Stored data entries:
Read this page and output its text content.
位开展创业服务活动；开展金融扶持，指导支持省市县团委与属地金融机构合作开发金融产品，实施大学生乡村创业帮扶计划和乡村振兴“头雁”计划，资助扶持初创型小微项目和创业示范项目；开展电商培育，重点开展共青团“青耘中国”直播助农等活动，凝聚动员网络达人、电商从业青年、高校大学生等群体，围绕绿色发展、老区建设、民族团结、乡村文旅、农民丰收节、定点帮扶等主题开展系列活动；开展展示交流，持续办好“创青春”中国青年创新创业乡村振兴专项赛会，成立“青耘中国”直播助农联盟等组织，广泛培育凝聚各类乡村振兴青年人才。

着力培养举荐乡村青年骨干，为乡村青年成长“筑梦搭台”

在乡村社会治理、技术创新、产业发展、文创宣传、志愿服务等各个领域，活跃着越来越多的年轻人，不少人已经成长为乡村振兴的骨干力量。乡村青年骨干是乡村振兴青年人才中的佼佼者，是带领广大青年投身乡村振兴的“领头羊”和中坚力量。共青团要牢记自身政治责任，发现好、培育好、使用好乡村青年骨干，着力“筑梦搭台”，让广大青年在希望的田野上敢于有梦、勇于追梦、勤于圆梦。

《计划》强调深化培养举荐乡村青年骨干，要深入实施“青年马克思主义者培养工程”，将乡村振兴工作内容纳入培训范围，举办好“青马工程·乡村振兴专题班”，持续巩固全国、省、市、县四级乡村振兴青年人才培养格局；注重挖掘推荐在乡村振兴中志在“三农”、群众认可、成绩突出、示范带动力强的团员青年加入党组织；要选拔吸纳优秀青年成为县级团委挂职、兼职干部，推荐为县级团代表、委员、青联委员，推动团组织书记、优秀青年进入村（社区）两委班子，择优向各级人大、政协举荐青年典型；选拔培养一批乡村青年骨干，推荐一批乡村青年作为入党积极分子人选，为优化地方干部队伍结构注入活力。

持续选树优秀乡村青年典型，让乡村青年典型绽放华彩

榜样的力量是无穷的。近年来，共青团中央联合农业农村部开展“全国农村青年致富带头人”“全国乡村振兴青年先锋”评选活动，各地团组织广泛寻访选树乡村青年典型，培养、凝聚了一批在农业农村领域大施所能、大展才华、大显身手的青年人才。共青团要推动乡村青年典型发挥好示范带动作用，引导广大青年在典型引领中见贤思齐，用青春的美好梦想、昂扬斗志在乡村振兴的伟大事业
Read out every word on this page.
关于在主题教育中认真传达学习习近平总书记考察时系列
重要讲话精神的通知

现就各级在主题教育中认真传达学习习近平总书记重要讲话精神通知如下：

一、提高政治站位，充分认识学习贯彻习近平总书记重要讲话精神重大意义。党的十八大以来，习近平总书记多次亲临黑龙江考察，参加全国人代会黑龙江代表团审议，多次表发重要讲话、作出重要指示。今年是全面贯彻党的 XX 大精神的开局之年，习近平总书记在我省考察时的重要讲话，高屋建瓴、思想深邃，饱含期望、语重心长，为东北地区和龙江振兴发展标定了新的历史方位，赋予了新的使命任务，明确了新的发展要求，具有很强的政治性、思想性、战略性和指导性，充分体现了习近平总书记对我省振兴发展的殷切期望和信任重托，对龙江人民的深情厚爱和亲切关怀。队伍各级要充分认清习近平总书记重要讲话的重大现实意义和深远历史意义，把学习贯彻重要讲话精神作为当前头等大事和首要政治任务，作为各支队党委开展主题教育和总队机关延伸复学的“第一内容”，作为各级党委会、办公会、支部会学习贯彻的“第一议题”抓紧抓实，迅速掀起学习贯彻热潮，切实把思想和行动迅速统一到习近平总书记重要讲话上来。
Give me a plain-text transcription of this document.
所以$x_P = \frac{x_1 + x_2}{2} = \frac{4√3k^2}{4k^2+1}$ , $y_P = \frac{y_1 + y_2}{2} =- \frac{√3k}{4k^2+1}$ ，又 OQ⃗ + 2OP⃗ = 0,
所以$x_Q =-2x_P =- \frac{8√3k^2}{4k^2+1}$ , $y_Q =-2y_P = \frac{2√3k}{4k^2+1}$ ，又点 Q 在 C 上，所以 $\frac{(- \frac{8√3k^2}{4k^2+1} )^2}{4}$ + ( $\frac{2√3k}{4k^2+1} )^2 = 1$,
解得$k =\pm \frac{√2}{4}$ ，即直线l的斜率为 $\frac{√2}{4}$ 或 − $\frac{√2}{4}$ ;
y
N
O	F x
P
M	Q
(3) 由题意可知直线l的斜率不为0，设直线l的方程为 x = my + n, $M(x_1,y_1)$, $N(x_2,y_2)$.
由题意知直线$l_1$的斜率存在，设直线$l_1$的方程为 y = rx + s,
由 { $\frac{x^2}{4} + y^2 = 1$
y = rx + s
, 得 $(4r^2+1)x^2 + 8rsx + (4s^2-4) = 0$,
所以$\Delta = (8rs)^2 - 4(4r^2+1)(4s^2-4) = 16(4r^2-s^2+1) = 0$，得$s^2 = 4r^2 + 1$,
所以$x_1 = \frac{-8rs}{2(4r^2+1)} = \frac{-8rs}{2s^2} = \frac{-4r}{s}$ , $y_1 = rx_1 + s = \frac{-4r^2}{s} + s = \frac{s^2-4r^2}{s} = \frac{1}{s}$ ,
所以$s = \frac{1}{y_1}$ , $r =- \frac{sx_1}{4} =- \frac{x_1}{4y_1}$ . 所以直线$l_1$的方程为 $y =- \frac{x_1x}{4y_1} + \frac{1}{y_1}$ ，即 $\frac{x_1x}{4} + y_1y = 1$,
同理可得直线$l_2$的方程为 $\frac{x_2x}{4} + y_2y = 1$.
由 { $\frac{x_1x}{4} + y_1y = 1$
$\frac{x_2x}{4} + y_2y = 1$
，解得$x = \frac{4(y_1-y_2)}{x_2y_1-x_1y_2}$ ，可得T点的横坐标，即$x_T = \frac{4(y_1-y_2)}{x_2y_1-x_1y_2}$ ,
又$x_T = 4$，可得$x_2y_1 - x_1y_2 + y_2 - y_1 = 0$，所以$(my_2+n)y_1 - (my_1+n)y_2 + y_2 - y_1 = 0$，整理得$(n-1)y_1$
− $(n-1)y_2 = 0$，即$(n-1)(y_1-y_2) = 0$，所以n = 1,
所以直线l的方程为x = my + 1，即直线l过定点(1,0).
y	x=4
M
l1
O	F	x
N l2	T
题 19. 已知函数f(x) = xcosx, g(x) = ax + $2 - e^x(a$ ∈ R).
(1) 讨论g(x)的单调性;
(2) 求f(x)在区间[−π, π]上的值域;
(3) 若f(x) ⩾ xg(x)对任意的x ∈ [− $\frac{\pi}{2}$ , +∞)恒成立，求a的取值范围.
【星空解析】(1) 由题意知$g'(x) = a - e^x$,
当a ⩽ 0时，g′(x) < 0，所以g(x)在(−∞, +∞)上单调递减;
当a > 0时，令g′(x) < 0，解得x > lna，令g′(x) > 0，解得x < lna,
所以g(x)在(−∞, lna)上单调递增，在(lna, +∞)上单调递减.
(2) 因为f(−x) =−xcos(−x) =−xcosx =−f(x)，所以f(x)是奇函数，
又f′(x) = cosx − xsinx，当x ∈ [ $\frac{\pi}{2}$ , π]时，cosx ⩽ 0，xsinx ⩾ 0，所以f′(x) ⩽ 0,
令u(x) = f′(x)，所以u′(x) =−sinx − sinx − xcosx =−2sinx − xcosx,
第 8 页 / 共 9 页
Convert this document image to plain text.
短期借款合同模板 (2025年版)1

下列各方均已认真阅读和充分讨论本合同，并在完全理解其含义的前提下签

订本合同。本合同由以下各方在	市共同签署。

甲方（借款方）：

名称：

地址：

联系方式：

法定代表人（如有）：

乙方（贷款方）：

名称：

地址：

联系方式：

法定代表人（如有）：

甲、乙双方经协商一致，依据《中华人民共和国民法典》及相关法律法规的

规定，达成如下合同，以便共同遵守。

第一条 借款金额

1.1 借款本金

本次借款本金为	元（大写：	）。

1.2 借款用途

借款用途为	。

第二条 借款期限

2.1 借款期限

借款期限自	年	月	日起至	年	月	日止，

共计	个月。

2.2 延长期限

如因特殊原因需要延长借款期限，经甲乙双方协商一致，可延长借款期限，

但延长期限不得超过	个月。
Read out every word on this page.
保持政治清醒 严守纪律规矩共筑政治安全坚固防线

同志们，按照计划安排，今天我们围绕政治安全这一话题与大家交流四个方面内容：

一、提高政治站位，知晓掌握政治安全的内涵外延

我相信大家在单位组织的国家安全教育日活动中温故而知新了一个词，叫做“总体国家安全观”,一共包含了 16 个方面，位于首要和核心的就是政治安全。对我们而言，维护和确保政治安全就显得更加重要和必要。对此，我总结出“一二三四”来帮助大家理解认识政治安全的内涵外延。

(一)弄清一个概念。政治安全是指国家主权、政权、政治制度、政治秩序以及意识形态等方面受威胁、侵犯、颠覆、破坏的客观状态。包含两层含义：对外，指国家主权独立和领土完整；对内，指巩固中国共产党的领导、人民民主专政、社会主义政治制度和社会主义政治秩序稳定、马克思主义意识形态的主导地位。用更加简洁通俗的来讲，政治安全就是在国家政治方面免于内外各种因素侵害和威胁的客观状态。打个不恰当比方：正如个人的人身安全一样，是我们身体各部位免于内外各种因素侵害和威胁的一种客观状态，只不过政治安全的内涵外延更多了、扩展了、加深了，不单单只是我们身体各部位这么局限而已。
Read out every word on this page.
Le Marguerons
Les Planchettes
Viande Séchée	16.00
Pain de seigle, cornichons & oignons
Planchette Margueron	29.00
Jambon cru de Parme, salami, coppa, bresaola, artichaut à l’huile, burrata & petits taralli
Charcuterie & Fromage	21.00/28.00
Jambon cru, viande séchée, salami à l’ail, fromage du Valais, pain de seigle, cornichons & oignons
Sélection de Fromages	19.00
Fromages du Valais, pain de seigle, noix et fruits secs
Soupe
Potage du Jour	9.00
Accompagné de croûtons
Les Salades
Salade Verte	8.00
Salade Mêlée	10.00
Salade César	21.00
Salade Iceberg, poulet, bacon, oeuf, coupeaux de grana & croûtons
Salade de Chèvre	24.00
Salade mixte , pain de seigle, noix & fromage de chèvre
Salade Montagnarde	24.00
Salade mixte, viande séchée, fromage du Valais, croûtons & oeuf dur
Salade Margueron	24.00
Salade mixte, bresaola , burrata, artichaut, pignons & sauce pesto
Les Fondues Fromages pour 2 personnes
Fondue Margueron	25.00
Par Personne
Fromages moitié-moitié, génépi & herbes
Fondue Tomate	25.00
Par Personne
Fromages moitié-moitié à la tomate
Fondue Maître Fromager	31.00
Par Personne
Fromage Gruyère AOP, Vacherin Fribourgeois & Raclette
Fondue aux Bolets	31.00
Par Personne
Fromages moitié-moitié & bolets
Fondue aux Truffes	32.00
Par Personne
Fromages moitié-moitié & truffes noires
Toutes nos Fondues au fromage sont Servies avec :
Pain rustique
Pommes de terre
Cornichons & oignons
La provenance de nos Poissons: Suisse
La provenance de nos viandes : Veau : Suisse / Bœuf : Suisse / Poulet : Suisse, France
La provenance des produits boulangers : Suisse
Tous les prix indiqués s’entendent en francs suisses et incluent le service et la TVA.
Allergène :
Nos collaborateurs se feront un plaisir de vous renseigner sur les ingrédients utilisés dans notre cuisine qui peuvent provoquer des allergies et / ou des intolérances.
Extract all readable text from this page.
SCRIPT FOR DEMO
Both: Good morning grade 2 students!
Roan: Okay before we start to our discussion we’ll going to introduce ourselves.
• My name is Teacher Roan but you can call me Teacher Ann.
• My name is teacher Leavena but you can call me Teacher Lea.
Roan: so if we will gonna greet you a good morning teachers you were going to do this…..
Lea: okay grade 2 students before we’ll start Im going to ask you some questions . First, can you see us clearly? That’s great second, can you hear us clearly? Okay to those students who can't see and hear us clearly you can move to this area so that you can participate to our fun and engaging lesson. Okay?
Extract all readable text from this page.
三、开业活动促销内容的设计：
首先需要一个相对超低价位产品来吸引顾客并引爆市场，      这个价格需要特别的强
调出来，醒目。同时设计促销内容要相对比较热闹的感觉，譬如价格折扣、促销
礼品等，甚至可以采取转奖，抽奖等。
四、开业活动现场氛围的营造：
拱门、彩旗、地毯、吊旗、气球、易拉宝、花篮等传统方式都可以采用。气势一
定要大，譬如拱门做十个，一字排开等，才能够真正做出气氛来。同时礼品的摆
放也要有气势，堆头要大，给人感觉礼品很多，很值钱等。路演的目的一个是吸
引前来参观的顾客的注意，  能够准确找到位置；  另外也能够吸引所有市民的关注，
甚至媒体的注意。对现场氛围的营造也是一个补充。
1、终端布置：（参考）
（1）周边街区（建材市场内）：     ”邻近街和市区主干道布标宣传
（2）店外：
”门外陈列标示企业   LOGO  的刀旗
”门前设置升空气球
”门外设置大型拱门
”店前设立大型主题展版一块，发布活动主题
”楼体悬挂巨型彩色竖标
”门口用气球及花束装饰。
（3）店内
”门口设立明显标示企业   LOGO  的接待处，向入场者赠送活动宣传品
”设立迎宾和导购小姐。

> **What the exercise asks**:
Locate and copy each line in the data above that includes the word "LOGO".

> **Exercise response**:
”门外陈列标示企业   LOGO  的刀旗
”门口设立明显标示企业   LOGO  的接待处，向入场者赠送活动宣传品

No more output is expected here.